◆ Dataset entries
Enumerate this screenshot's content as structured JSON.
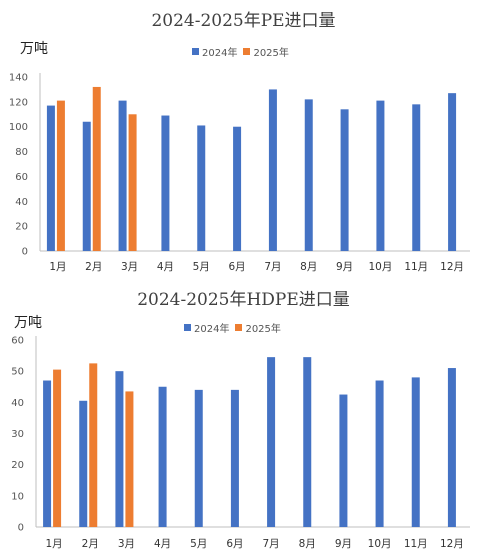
{
  "chart_data": [
    {
      "type": "bar",
      "title": "2024-2025年PE进口量",
      "ylabel": "万吨",
      "categories": [
        "1月",
        "2月",
        "3月",
        "4月",
        "5月",
        "6月",
        "7月",
        "8月",
        "9月",
        "10月",
        "11月",
        "12月"
      ],
      "yticks": [
        "0",
        "20",
        "40",
        "60",
        "80",
        "100",
        "120",
        "140"
      ],
      "ylim": [
        0,
        140
      ],
      "series": [
        {
          "name": "2024年",
          "color": "#4472C4",
          "values": [
            117,
            104,
            121,
            109,
            101,
            100,
            130,
            122,
            114,
            121,
            118,
            127
          ]
        },
        {
          "name": "2025年",
          "color": "#ED7D31",
          "values": [
            121,
            132,
            110,
            null,
            null,
            null,
            null,
            null,
            null,
            null,
            null,
            null
          ]
        }
      ],
      "legend_position": "top",
      "grid": false
    },
    {
      "type": "bar",
      "title": "2024-2025年HDPE进口量",
      "ylabel": "万吨",
      "categories": [
        "1月",
        "2月",
        "3月",
        "4月",
        "5月",
        "6月",
        "7月",
        "8月",
        "9月",
        "10月",
        "11月",
        "12月"
      ],
      "yticks": [
        "0",
        "10",
        "20",
        "30",
        "40",
        "50",
        "60"
      ],
      "ylim": [
        0,
        60
      ],
      "series": [
        {
          "name": "2024年",
          "color": "#4472C4",
          "values": [
            47,
            40.5,
            50,
            45,
            44,
            44,
            54.5,
            54.5,
            42.5,
            47,
            48,
            51
          ]
        },
        {
          "name": "2025年",
          "color": "#ED7D31",
          "values": [
            50.5,
            52.5,
            43.5,
            null,
            null,
            null,
            null,
            null,
            null,
            null,
            null,
            null
          ]
        }
      ],
      "legend_position": "top",
      "grid": false
    }
  ]
}
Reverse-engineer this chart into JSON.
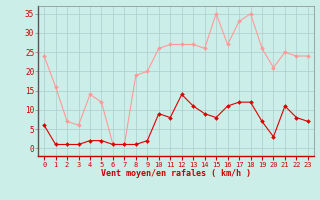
{
  "hours": [
    0,
    1,
    2,
    3,
    4,
    5,
    6,
    7,
    8,
    9,
    10,
    11,
    12,
    13,
    14,
    15,
    16,
    17,
    18,
    19,
    20,
    21,
    22,
    23
  ],
  "wind_avg": [
    6,
    1,
    1,
    1,
    2,
    2,
    1,
    1,
    1,
    2,
    9,
    8,
    14,
    11,
    9,
    8,
    11,
    12,
    12,
    7,
    3,
    11,
    8,
    7
  ],
  "wind_gust": [
    24,
    16,
    7,
    6,
    14,
    12,
    1,
    1,
    19,
    20,
    26,
    27,
    27,
    27,
    26,
    35,
    27,
    33,
    35,
    26,
    21,
    25,
    24,
    24
  ],
  "color_avg": "#dd0000",
  "color_gust": "#ff9999",
  "bg_color": "#cceee8",
  "grid_color": "#aacccc",
  "xlabel": "Vent moyen/en rafales ( km/h )",
  "xlabel_color": "#cc0000",
  "ytick_labels": [
    "0",
    "5",
    "10",
    "15",
    "20",
    "25",
    "30",
    "35"
  ],
  "ytick_values": [
    0,
    5,
    10,
    15,
    20,
    25,
    30,
    35
  ],
  "ylim": [
    -2,
    37
  ],
  "xlim": [
    -0.5,
    23.5
  ],
  "tick_color": "#cc0000",
  "spine_color": "#888888"
}
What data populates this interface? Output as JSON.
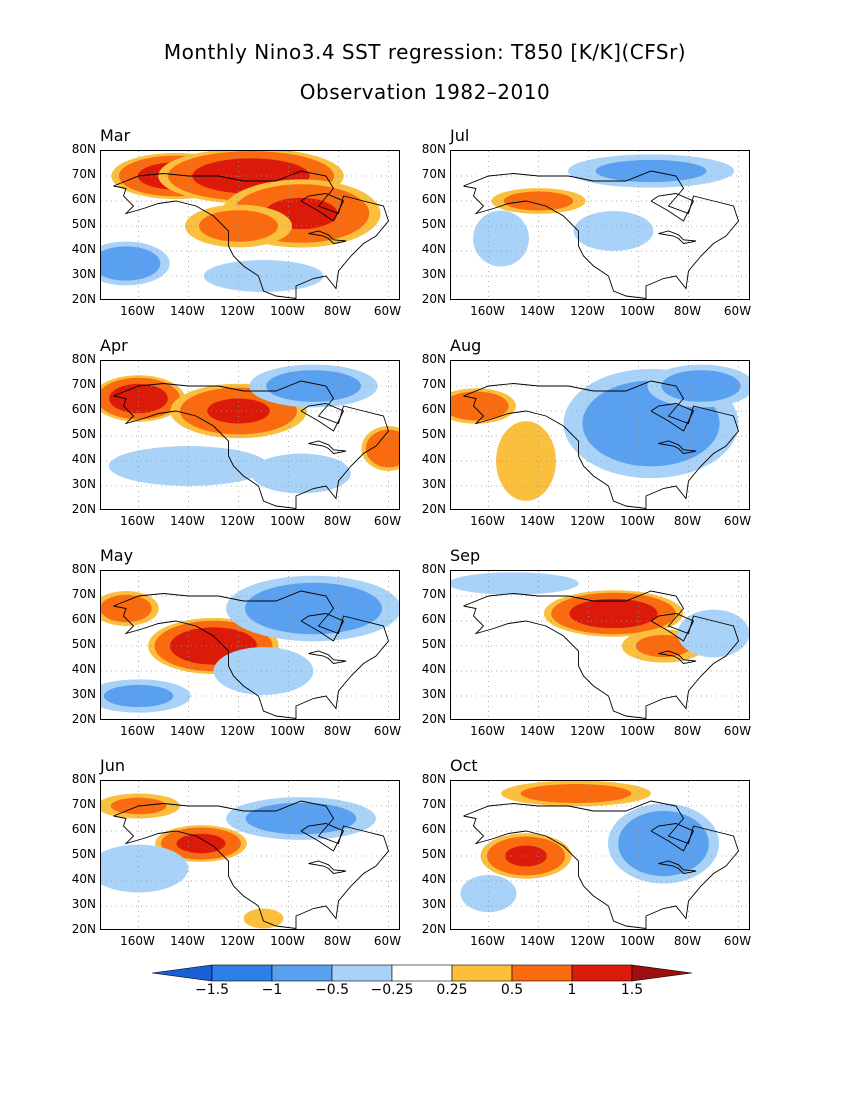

◆ What you are asked to do
Write out the records above exactly as they appear, leaving out any pictures.

◆ Exercise response
Enumerate this screenshot's content as structured JSON.
{
  "chart_data": [
    {
      "type": "bar",
      "title": "2024-2025年PE进口量",
      "ylabel": "万吨",
      "categories": [
        "1月",
        "2月",
        "3月",
        "4月",
        "5月",
        "6月",
        "7月",
        "8月",
        "9月",
        "10月",
        "11月",
        "12月"
      ],
      "yticks": [
        "0",
        "20",
        "40",
        "60",
        "80",
        "100",
        "120",
        "140"
      ],
      "ylim": [
        0,
        140
      ],
      "series": [
        {
          "name": "2024年",
          "color": "#4472C4",
          "values": [
            117,
            104,
            121,
            109,
            101,
            100,
            130,
            122,
            114,
            121,
            118,
            127
          ]
        },
        {
          "name": "2025年",
          "color": "#ED7D31",
          "values": [
            121,
            132,
            110,
            null,
            null,
            null,
            null,
            null,
            null,
            null,
            null,
            null
          ]
        }
      ],
      "legend_position": "top",
      "grid": false
    },
    {
      "type": "bar",
      "title": "2024-2025年HDPE进口量",
      "ylabel": "万吨",
      "categories": [
        "1月",
        "2月",
        "3月",
        "4月",
        "5月",
        "6月",
        "7月",
        "8月",
        "9月",
        "10月",
        "11月",
        "12月"
      ],
      "yticks": [
        "0",
        "10",
        "20",
        "30",
        "40",
        "50",
        "60"
      ],
      "ylim": [
        0,
        60
      ],
      "series": [
        {
          "name": "2024年",
          "color": "#4472C4",
          "values": [
            47,
            40.5,
            50,
            45,
            44,
            44,
            54.5,
            54.5,
            42.5,
            47,
            48,
            51
          ]
        },
        {
          "name": "2025年",
          "color": "#ED7D31",
          "values": [
            50.5,
            52.5,
            43.5,
            null,
            null,
            null,
            null,
            null,
            null,
            null,
            null,
            null
          ]
        }
      ],
      "legend_position": "top",
      "grid": false
    }
  ]
}
Reverse-engineer this chart into JSON.
{
  "hours": [
    0,
    1,
    2,
    3,
    4,
    5,
    6,
    7,
    8,
    9,
    10,
    11,
    12,
    13,
    14,
    15,
    16,
    17,
    18,
    19,
    20,
    21,
    22,
    23
  ],
  "wind_avg": [
    6,
    1,
    1,
    1,
    2,
    2,
    1,
    1,
    1,
    2,
    9,
    8,
    14,
    11,
    9,
    8,
    11,
    12,
    12,
    7,
    3,
    11,
    8,
    7
  ],
  "wind_gust": [
    24,
    16,
    7,
    6,
    14,
    12,
    1,
    1,
    19,
    20,
    26,
    27,
    27,
    27,
    26,
    35,
    27,
    33,
    35,
    26,
    21,
    25,
    24,
    24
  ],
  "color_avg": "#dd0000",
  "color_gust": "#ff9999",
  "bg_color": "#cceee8",
  "grid_color": "#aacccc",
  "xlabel": "Vent moyen/en rafales ( km/h )",
  "xlabel_color": "#cc0000",
  "ytick_labels": [
    "0",
    "5",
    "10",
    "15",
    "20",
    "25",
    "30",
    "35"
  ],
  "ytick_values": [
    0,
    5,
    10,
    15,
    20,
    25,
    30,
    35
  ],
  "ylim": [
    -2,
    37
  ],
  "xlim": [
    -0.5,
    23.5
  ],
  "tick_color": "#cc0000",
  "spine_color": "#888888"
}
What data populates this interface? Output as JSON.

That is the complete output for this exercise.